In how many lines of the data does the word "государственное" appear? Give the number by itself.

> **Data listing**
━━━━━━━━━━━━━━━━

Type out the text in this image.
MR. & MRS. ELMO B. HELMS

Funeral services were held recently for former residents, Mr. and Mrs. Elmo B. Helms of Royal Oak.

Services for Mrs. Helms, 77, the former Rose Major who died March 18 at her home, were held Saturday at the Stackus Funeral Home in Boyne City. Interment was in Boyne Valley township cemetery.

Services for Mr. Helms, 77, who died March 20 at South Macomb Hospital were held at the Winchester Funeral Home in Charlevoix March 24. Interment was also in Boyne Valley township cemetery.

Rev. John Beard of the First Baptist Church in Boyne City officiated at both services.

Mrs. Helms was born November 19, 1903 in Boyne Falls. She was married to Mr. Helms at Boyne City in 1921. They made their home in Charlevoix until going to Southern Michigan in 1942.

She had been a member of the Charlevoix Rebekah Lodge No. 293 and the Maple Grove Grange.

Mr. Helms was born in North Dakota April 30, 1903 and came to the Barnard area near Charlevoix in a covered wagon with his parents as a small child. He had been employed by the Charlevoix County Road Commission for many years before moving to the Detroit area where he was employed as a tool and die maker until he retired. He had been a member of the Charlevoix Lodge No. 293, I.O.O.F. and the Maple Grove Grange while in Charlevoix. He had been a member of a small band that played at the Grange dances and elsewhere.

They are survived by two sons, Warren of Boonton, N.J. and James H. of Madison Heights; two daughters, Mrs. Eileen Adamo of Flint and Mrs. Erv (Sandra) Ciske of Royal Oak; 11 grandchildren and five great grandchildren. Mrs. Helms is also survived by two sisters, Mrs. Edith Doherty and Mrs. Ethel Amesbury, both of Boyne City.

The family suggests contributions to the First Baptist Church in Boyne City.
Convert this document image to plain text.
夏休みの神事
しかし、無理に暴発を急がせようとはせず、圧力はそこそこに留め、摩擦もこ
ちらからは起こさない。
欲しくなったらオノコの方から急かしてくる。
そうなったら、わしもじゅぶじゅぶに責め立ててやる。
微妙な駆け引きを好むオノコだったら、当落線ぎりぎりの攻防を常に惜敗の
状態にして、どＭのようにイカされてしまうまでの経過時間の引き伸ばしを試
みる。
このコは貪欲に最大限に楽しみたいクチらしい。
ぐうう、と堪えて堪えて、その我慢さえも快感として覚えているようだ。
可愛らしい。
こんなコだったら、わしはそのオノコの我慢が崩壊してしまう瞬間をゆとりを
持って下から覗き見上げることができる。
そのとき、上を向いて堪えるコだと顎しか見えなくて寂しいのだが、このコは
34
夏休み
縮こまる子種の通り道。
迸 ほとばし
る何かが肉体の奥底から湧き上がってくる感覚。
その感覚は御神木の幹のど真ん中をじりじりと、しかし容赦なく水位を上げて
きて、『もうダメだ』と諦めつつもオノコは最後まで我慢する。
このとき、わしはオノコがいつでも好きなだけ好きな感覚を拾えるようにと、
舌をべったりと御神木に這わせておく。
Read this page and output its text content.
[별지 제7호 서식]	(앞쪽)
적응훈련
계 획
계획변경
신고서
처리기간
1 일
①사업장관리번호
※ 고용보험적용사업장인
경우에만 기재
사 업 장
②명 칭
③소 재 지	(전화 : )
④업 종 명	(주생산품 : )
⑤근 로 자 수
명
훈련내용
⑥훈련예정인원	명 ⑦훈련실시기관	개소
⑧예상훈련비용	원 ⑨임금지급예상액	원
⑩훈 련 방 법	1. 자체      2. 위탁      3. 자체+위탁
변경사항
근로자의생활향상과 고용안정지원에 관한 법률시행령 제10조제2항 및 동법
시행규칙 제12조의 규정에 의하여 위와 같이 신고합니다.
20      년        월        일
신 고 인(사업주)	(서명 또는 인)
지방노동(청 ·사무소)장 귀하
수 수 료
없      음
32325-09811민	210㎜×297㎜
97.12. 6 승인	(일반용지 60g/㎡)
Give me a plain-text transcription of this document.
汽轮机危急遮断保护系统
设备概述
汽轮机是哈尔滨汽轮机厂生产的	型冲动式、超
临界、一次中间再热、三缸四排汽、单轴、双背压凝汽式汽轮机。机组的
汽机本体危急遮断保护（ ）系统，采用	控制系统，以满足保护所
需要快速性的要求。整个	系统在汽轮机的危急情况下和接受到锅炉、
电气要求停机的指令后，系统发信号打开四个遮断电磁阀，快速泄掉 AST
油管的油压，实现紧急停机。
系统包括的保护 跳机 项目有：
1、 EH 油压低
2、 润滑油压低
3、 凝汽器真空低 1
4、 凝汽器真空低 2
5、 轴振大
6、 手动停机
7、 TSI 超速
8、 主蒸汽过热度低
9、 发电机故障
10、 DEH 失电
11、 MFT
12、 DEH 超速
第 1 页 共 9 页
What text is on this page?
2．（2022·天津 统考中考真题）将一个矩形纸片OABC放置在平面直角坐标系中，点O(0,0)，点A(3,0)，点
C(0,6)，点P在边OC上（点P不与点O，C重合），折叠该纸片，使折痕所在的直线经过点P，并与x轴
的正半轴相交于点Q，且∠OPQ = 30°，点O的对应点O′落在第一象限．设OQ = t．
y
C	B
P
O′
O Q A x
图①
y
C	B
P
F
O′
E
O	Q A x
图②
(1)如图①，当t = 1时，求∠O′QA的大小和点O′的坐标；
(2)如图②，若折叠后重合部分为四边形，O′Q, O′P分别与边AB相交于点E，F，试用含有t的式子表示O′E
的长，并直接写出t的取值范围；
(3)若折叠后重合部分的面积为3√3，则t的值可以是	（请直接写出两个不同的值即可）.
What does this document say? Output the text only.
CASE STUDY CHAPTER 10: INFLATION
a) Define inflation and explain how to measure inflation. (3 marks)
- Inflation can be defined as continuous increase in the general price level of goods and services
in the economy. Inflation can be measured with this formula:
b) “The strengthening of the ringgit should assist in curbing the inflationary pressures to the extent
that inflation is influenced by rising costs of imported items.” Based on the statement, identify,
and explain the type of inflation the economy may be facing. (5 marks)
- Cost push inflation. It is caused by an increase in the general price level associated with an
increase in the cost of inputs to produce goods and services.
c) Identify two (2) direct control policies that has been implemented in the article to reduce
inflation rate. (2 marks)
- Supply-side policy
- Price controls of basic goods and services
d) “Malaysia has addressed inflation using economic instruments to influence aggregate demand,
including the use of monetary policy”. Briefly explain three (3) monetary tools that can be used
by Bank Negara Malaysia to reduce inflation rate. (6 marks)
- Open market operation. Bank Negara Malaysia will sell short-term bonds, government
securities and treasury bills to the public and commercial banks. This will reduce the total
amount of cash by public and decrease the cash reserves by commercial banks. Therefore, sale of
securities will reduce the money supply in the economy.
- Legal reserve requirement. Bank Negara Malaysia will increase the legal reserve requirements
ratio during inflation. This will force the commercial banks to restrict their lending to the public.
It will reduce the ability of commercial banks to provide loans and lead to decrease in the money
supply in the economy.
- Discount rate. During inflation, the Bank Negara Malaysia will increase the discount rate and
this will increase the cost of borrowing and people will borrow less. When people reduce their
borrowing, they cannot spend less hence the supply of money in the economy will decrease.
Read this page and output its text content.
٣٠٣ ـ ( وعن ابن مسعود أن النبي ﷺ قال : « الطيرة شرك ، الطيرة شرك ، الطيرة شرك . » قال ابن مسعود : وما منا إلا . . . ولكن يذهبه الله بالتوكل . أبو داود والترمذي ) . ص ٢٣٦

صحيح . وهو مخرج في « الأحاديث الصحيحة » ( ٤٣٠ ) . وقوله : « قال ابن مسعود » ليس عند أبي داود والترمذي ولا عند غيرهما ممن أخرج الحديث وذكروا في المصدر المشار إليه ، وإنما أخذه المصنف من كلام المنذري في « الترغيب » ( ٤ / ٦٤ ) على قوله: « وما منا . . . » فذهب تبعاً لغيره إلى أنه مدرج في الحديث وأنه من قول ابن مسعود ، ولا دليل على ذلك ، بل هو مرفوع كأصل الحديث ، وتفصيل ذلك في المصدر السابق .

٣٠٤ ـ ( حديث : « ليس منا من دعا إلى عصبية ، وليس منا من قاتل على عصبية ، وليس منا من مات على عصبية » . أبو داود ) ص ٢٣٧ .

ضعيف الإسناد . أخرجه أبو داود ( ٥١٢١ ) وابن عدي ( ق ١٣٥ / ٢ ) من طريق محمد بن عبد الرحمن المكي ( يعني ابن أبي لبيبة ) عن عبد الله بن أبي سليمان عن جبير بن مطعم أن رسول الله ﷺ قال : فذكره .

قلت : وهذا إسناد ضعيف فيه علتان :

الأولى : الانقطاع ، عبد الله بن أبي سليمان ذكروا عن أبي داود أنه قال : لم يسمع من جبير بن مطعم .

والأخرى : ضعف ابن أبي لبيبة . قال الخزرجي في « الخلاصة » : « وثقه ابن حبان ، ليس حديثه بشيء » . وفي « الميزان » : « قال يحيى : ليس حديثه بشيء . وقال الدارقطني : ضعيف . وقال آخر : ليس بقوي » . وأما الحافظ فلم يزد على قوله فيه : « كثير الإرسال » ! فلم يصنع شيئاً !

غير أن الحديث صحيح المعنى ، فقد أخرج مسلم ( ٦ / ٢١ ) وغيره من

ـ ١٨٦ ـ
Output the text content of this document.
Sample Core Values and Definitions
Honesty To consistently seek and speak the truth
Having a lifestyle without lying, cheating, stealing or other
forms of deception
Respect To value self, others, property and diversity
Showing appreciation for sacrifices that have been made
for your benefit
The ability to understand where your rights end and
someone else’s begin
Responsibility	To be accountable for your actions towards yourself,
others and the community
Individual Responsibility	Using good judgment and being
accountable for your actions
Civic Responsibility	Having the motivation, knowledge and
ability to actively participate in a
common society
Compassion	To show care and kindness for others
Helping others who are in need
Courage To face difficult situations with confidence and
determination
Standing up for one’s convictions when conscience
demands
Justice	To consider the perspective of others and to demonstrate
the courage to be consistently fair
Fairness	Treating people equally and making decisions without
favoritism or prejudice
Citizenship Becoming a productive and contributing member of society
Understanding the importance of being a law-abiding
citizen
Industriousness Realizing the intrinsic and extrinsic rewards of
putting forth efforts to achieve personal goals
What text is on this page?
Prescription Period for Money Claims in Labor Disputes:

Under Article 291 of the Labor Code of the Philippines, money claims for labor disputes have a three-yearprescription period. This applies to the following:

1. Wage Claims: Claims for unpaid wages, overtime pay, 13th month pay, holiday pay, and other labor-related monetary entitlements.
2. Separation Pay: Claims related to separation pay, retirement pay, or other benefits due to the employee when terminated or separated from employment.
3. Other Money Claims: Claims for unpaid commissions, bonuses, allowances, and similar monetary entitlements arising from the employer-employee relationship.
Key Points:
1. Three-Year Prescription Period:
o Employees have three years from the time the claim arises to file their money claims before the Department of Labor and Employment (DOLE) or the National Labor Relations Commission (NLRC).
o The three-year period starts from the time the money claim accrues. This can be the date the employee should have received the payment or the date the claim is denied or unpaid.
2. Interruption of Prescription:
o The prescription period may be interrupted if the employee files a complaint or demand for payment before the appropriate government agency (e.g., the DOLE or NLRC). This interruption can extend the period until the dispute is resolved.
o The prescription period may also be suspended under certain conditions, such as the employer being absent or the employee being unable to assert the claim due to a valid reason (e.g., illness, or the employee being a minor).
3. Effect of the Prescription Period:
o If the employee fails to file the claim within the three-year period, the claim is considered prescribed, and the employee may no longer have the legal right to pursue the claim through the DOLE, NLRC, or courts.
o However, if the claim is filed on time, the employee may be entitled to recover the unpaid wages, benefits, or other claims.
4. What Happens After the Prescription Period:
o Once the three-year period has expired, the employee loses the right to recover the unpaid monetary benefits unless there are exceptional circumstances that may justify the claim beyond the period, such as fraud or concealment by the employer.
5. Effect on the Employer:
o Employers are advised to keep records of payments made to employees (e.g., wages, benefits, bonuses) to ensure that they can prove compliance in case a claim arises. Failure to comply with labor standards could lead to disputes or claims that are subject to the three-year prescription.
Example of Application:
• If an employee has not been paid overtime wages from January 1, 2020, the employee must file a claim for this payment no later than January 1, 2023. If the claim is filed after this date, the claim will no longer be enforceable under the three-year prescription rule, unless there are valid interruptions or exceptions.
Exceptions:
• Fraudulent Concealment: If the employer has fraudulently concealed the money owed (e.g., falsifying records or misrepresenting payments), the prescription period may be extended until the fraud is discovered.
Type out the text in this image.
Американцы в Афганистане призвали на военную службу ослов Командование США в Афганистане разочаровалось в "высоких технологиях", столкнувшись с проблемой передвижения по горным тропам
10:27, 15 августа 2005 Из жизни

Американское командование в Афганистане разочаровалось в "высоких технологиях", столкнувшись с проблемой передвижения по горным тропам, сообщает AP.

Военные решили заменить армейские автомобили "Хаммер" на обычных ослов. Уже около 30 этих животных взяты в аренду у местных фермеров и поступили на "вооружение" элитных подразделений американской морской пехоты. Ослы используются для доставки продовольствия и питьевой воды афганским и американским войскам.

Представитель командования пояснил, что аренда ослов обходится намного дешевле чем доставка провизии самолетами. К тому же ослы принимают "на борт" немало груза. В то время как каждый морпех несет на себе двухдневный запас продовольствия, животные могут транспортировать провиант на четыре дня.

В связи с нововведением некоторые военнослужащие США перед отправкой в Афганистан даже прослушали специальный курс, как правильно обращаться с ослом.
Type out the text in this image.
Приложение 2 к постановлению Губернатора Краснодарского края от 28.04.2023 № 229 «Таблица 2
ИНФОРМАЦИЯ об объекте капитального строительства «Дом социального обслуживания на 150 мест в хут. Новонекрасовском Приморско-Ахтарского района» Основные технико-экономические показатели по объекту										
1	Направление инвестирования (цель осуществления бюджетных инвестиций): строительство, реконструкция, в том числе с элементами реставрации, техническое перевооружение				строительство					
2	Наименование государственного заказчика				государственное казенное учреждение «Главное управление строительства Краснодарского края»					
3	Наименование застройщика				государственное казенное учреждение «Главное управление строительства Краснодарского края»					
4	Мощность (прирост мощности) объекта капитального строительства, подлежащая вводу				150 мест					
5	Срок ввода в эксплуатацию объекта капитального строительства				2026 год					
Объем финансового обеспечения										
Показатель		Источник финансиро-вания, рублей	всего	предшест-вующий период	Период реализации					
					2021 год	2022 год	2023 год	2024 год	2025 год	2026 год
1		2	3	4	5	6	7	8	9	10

━━━━━━━━━━━━━━━━

> **WRITTEN SOLUTION**
2